(Items from a dataset)
━━━━

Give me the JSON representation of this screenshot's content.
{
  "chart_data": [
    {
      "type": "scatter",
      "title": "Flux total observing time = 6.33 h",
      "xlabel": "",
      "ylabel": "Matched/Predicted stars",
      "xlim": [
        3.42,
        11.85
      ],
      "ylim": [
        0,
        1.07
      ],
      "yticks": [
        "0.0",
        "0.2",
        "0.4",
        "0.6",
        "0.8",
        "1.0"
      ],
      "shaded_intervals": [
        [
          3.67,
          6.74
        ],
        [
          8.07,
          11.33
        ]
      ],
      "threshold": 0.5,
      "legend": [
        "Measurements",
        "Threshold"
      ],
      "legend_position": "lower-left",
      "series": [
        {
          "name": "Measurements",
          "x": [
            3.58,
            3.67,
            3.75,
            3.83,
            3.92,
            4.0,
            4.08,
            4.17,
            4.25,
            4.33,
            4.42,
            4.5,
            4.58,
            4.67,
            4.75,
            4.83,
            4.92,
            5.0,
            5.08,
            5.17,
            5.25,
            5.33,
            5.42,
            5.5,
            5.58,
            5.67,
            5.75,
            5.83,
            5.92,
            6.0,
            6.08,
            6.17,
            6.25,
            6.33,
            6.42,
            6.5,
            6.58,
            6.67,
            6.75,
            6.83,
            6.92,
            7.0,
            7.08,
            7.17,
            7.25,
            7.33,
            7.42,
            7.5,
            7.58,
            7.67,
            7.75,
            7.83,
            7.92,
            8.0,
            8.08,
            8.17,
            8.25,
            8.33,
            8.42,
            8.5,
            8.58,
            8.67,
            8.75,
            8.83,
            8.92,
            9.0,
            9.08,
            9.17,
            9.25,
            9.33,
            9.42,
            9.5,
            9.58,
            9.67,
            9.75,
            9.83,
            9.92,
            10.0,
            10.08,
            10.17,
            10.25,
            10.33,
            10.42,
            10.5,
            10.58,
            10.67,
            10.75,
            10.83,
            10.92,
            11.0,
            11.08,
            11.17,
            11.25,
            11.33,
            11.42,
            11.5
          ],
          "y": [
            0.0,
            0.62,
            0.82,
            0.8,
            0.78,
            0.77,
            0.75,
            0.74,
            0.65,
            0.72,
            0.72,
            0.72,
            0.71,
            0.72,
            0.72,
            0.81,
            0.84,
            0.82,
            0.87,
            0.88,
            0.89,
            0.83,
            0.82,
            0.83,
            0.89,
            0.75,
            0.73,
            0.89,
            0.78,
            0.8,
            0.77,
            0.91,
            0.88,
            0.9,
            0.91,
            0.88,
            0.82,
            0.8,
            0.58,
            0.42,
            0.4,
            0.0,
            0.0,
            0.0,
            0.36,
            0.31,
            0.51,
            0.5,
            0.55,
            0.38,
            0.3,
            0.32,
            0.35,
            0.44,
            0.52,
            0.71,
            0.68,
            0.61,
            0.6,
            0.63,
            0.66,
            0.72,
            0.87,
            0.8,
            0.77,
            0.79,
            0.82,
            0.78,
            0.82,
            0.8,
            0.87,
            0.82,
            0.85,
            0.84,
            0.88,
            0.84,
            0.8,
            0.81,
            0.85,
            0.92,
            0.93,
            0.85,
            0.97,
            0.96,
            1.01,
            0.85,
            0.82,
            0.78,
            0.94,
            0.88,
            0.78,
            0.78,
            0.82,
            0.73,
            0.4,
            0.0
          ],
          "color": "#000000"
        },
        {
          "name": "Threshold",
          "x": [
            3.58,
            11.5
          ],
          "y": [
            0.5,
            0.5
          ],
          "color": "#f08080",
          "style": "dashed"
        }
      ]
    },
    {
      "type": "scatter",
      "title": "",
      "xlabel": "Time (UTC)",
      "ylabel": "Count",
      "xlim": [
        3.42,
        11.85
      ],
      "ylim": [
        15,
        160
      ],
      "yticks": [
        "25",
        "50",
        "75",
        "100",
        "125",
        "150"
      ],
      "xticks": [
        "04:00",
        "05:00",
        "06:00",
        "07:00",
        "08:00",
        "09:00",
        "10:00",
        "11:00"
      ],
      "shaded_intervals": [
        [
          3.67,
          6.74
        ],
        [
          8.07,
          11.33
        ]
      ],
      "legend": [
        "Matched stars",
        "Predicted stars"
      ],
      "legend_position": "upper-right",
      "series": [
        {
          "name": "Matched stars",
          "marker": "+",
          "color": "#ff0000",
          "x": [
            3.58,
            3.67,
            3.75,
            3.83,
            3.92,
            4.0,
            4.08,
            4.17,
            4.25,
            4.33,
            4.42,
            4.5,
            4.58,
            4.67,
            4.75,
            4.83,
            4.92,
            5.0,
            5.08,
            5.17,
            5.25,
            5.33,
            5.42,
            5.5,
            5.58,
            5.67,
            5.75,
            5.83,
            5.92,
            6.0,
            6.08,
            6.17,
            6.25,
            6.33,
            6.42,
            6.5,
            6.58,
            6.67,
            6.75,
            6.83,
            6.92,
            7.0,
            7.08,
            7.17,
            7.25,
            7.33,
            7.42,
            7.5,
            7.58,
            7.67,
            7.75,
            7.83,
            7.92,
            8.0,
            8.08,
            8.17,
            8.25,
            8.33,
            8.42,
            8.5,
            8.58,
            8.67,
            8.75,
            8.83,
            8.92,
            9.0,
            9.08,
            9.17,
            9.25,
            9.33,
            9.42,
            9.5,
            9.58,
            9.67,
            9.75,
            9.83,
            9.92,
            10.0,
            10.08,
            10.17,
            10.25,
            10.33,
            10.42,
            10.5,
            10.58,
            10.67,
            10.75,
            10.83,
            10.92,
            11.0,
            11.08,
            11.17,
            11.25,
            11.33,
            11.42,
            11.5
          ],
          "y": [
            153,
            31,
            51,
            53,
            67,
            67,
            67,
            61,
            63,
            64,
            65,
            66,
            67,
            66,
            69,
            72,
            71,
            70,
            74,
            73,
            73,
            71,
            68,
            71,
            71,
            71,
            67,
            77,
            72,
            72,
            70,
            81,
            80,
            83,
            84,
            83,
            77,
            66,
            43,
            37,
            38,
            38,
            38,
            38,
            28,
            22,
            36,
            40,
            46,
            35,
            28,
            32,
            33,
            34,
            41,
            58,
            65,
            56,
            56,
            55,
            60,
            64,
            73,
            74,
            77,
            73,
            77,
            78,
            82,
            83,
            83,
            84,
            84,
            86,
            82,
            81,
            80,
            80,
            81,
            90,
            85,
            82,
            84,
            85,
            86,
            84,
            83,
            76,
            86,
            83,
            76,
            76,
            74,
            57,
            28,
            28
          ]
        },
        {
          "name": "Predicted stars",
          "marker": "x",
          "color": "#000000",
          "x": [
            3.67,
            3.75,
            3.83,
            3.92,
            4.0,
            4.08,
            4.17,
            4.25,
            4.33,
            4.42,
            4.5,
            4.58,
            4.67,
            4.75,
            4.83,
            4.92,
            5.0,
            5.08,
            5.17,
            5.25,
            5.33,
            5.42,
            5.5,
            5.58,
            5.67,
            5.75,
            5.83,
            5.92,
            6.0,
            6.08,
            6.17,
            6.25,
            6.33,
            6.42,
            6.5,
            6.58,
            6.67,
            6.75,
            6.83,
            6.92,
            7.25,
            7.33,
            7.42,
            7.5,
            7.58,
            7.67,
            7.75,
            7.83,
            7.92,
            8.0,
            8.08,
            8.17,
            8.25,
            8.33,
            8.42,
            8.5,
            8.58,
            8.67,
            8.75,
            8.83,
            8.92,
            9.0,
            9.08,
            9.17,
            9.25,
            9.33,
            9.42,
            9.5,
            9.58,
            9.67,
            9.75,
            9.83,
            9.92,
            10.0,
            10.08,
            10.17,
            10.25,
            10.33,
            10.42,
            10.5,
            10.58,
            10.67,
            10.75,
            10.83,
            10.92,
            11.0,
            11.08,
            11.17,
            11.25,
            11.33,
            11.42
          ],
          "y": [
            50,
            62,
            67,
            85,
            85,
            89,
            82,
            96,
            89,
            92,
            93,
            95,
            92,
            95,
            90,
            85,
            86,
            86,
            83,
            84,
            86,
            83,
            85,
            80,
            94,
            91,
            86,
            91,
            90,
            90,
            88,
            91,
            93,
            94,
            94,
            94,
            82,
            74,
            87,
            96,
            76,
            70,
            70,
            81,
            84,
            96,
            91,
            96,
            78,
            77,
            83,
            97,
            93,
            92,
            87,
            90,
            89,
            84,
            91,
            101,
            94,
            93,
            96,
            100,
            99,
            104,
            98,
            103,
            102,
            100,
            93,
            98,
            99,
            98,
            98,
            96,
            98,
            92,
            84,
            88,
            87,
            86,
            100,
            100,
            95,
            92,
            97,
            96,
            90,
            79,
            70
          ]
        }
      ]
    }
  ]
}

━━━━

#### [STATED TASK]
Going through the data, tally the lines containing "stars" and report only the result.

#### [EXERCISE SOLUTION]
5